▸ **What you are asked to do**
Track down the lines that contain "Address" and copy them.

▸ **Data to process**
☆ ☆ ☆
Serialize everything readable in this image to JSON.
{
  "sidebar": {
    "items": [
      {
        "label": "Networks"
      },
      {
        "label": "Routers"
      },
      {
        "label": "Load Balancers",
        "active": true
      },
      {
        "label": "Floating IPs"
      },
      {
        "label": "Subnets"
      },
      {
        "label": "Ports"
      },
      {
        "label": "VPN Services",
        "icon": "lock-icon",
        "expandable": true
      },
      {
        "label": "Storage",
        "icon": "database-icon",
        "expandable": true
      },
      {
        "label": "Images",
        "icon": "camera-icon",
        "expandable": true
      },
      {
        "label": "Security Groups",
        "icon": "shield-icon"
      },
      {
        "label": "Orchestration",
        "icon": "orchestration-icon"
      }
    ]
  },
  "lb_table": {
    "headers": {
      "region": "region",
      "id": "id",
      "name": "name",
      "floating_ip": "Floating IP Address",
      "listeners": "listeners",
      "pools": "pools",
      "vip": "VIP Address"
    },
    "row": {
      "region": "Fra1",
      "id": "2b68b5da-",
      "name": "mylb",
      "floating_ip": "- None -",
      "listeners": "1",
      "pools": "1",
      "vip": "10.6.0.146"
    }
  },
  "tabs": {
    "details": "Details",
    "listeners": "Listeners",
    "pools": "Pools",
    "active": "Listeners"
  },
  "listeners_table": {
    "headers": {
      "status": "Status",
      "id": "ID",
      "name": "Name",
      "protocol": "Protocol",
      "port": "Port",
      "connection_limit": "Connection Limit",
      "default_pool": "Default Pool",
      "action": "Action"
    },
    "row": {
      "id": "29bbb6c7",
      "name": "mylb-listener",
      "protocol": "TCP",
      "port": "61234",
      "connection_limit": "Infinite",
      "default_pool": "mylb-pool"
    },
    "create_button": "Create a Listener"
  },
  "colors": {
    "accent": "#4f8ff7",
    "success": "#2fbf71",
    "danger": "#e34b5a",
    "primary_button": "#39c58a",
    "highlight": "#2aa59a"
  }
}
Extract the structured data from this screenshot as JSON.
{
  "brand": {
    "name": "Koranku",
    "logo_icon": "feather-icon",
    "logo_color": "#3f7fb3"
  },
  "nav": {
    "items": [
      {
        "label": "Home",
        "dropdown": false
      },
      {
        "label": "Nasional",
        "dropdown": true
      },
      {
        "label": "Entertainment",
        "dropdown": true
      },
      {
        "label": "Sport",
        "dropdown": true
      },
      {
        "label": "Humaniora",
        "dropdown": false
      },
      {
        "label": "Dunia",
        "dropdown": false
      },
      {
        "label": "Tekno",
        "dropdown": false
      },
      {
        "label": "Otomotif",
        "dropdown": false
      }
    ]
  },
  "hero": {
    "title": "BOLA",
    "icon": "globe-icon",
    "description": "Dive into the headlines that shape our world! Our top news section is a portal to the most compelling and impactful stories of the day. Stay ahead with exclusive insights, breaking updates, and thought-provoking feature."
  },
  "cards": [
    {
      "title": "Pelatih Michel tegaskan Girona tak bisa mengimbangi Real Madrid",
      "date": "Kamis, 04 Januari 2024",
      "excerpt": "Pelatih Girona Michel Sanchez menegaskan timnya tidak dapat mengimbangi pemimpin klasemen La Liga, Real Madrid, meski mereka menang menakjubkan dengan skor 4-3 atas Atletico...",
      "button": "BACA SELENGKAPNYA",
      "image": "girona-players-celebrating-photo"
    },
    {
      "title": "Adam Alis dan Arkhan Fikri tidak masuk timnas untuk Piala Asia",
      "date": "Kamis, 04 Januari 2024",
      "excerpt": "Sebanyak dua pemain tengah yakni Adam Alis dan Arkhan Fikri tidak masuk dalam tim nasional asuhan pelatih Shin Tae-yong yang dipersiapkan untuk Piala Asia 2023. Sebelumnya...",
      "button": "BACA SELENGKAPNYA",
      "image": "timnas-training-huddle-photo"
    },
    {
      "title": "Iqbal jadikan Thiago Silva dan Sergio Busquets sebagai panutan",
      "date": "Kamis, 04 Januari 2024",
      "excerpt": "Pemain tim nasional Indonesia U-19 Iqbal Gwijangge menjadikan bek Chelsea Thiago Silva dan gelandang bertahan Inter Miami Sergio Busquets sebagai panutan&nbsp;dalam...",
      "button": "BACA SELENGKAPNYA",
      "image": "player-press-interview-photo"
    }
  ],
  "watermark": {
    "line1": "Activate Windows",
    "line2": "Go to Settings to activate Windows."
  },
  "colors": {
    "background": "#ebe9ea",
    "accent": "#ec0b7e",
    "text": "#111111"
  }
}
☆ ☆ ☆
▸ **Result of the exercise**
      "floating_ip": "Floating IP Address",
      "vip": "VIP Address"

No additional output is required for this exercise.